**TEXTE PRÉSENTÉ:**
┄┄┄┄┄┄
Menu quatre étoiles.
Tant pis si le Michelin ne sait pas compter au-delà de trois. Il faudrait peut-être lui greffer un doigt de plus.
Paul Renoir a été sacré meilleur cuisinier du monde et il met fin à ses jours sans une ligne d'explication ni panache façon grande bouffe. Par ici l'addition. On n'entendra hélas plus Loiseau chanter.
Il est au sommet de son art, sa trombine sur des plats cuisinés, son nom est une marque, un documentaire s'est toqué de lui, il tutoie les plus grands et vouvoie le passé. Celui de sa grand-mère, sa muse en cuisine qu'il a vu faire de l'auberge familiale un restaurant de renom.
┄┄┄┄┄┄
**DONNÉES:**

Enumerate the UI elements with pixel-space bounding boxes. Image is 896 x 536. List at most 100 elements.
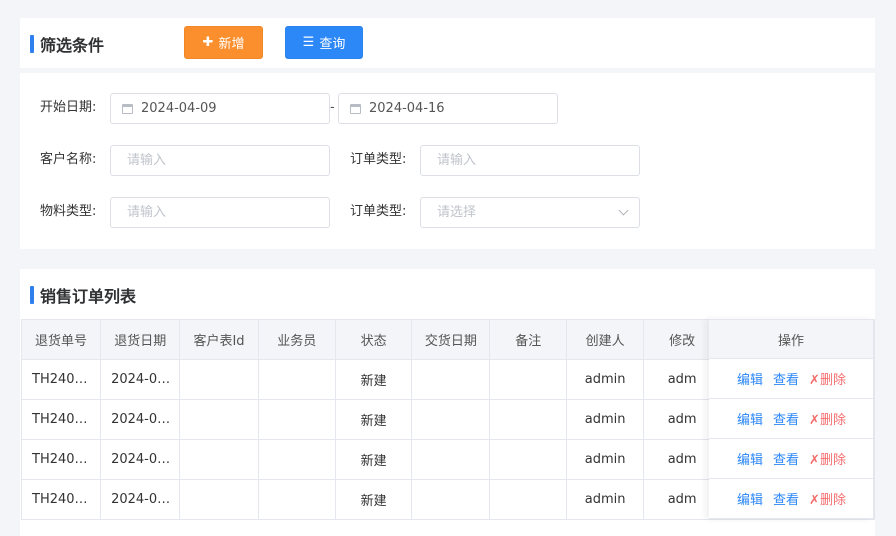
┄┄┄┄┄┄
**À FAIRE:**
• a. Répondez à ces questions sur le texte sur Paul Renoir :
(i) Jusqu'à combien le Michelin sait-il compter ?
(ii) De quel titre Paul Renoir a-t-il été sacré ?
(iii) Qui est présentée comme sa muse en cuisine ?
• b. Écrivez la suite du texte sur Paul Renoir.
Les lignes n'ont aucun rapport avec le texte sur Paul Renoir.

**RÉPONSES AUX EXERCICES:**
• a.
(i) Jusqu'à trois.
(ii) Meilleur cuisinier du monde.
(iii) Sa grand-mère.

• b.
Son dernier restaurant, à Annecy, s'appelle Les Promesses. Elles sont tenues chaque soir, au prix d'une exigence quotidienne plus stressante qu'une veille d'IRM et qui repose sur une brigade dévouée sous tension permanente. Tout sacrifier pour l'excellence, pour une course aux étoiles qui se termine en fessée à la spatule, le cul talqué à la farine pour le commis maladroit. C'est tous les soirs Vatel qui attend sa commande de poisson au risque d'avaler une arête de travers.
Comme Paul Renoir n'a pas laissé le menu de son suicide, le récit nous offre son destin, entrée, plat, dessert (et la cuenta por favor) en alternance avec la reprise en main de son restaurant par son second et de ses dettes par sa veuve. Pour assaisonner tout cela, ajouter une pincée de critique culinaire repu en quête d'authenticité et un soupçon de fiston cynique qui épouse les modes de son époque. Par ici, le burger au chorizo et le maki à la betterave. Amuse-bouche et foutage de gueule en copier-coller.
Gautier Battistella m'avait impressionné il y a quelques années avec « Un jeune homme prometteur », roman d'apprentissage classique qui déniaisait un peu le genre et le héros par la même occasion.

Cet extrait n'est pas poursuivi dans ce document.